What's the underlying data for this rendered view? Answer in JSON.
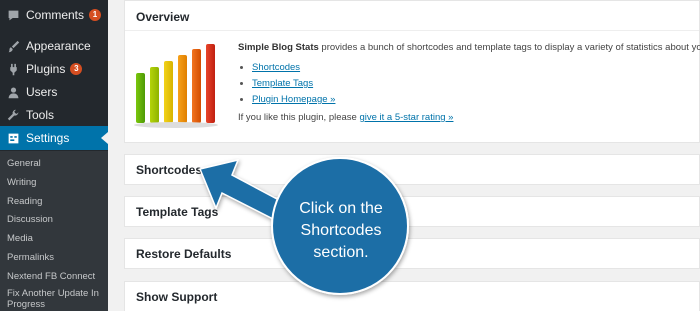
{
  "sidebar": {
    "menu": [
      {
        "label": "Comments",
        "badge": "1",
        "icon": "comment-icon"
      },
      {
        "label": "Appearance",
        "icon": "paintbrush-icon"
      },
      {
        "label": "Plugins",
        "badge": "3",
        "icon": "plug-icon"
      },
      {
        "label": "Users",
        "icon": "users-icon"
      },
      {
        "label": "Tools",
        "icon": "wrench-icon"
      },
      {
        "label": "Settings",
        "icon": "settings-icon",
        "active": true
      }
    ],
    "submenu": [
      "General",
      "Writing",
      "Reading",
      "Discussion",
      "Media",
      "Permalinks",
      "Nextend FB Connect",
      "Fix Another Update In Progress"
    ]
  },
  "overview": {
    "title": "Overview",
    "plugin_name": "Simple Blog Stats",
    "description": " provides a bunch of shortcodes and template tags to display a variety of statistics about your site.",
    "links": [
      "Shortcodes",
      "Template Tags",
      "Plugin Homepage »"
    ],
    "rate_prefix": "If you like this plugin, please ",
    "rate_link": "give it a 5-star rating »"
  },
  "sections": [
    "Shortcodes",
    "Template Tags",
    "Restore Defaults",
    "Show Support"
  ],
  "callout": {
    "text": "Click on the Shortcodes section."
  },
  "colors": {
    "sidebar": "#23282d",
    "active": "#0073aa",
    "callout": "#1e6ea6",
    "link": "#0073aa"
  }
}
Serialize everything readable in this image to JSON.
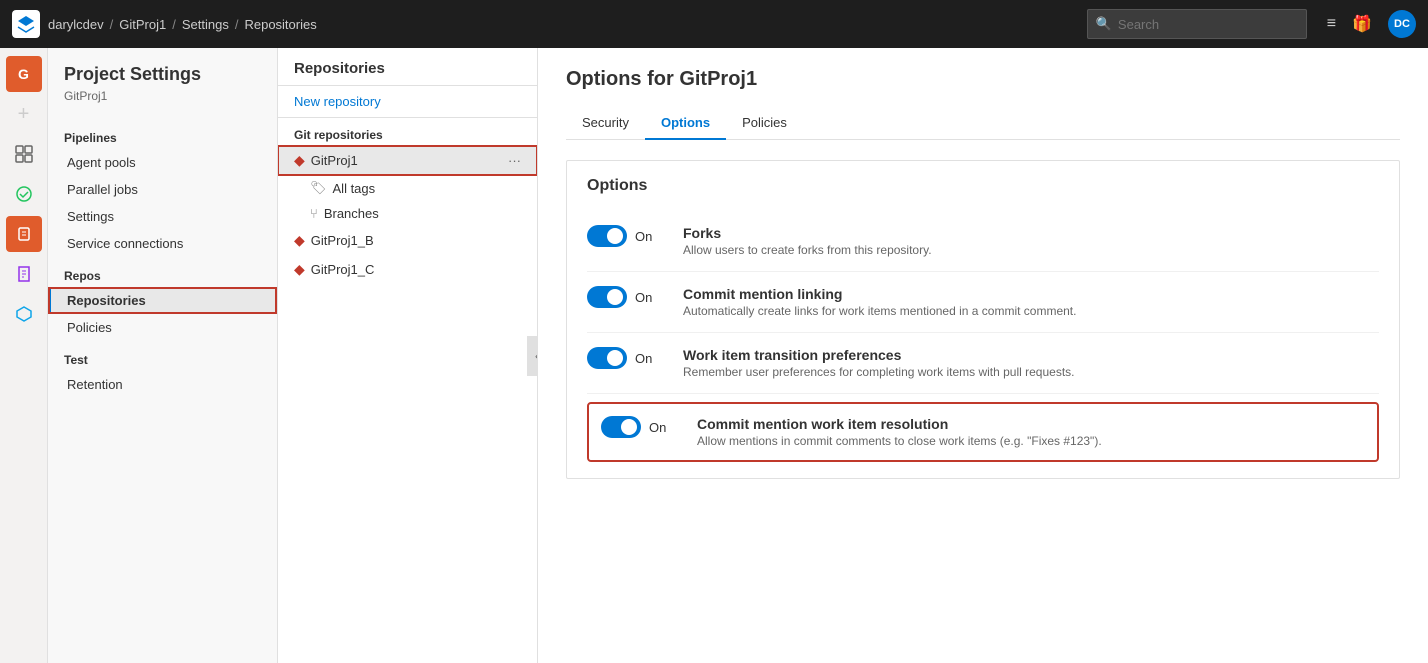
{
  "topbar": {
    "logo": "G",
    "breadcrumb": [
      "darylcdev",
      "/",
      "GitProj1",
      "/",
      "Settings",
      "/",
      "Repositories"
    ],
    "search_placeholder": "Search",
    "icons": [
      "list-icon",
      "gift-icon"
    ],
    "avatar": "DC"
  },
  "rail": {
    "items": [
      {
        "name": "G",
        "type": "avatar"
      },
      {
        "name": "+",
        "type": "icon"
      },
      {
        "name": "📋",
        "type": "icon"
      },
      {
        "name": "✔",
        "type": "icon"
      },
      {
        "name": "🔴",
        "type": "icon"
      },
      {
        "name": "⬡",
        "type": "icon"
      },
      {
        "name": "🧪",
        "type": "icon"
      }
    ]
  },
  "settings": {
    "title": "Project Settings",
    "subtitle": "GitProj1",
    "sections": [
      {
        "label": "Pipelines",
        "items": [
          "Agent pools",
          "Parallel jobs",
          "Settings",
          "Service connections"
        ]
      },
      {
        "label": "Repos",
        "items": [
          "Repositories",
          "Policies"
        ]
      },
      {
        "label": "Test",
        "items": [
          "Retention"
        ]
      }
    ]
  },
  "repos_panel": {
    "title": "Repositories",
    "new_repo": "New repository",
    "git_section": "Git repositories",
    "repos": [
      {
        "name": "GitProj1",
        "active": true,
        "sub_items": [
          {
            "name": "All tags",
            "icon": "tag"
          },
          {
            "name": "Branches",
            "icon": "branch"
          }
        ]
      },
      {
        "name": "GitProj1_B",
        "active": false
      },
      {
        "name": "GitProj1_C",
        "active": false
      }
    ]
  },
  "content": {
    "title": "Options for GitProj1",
    "tabs": [
      "Security",
      "Options",
      "Policies"
    ],
    "active_tab": "Options",
    "options_title": "Options",
    "options": [
      {
        "name": "Forks",
        "desc": "Allow users to create forks from this repository.",
        "on": true,
        "highlighted": false
      },
      {
        "name": "Commit mention linking",
        "desc": "Automatically create links for work items mentioned in a commit comment.",
        "on": true,
        "highlighted": false
      },
      {
        "name": "Work item transition preferences",
        "desc": "Remember user preferences for completing work items with pull requests.",
        "on": true,
        "highlighted": false
      },
      {
        "name": "Commit mention work item resolution",
        "desc": "Allow mentions in commit comments to close work items (e.g. \"Fixes #123\").",
        "on": true,
        "highlighted": true
      }
    ]
  }
}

=======

→ **What is needed**
Only lines with "label" are wanted here; list each of them.

→ **Result of the exercise**
        "label": "Comments",
        "label": "Appearance",
        "label": "Plugins",
        "label": "Users",
        "label": "Tools",
        "label": "Settings",
        "label": "Pipelines",
        "label": "Repos",
        "label": "Test",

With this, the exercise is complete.